[EXTRACTED ENTRIES]
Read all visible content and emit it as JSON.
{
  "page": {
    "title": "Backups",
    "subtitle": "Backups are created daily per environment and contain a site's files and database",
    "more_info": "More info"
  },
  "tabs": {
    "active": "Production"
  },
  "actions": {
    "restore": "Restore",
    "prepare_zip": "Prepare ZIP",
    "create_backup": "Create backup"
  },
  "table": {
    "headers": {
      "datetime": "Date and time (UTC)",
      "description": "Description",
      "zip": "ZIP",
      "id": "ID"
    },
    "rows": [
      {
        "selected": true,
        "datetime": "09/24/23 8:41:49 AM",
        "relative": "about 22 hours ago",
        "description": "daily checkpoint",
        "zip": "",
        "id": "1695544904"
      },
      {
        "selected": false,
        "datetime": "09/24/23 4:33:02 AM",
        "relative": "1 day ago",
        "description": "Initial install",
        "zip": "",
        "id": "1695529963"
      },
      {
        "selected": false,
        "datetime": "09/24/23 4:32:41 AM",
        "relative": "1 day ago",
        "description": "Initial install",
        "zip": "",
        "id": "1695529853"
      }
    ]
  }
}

[INSTRUCTION]
Work out how many lines of the material above contain the word "description", then give only that figure.

[FINAL ANSWER]
4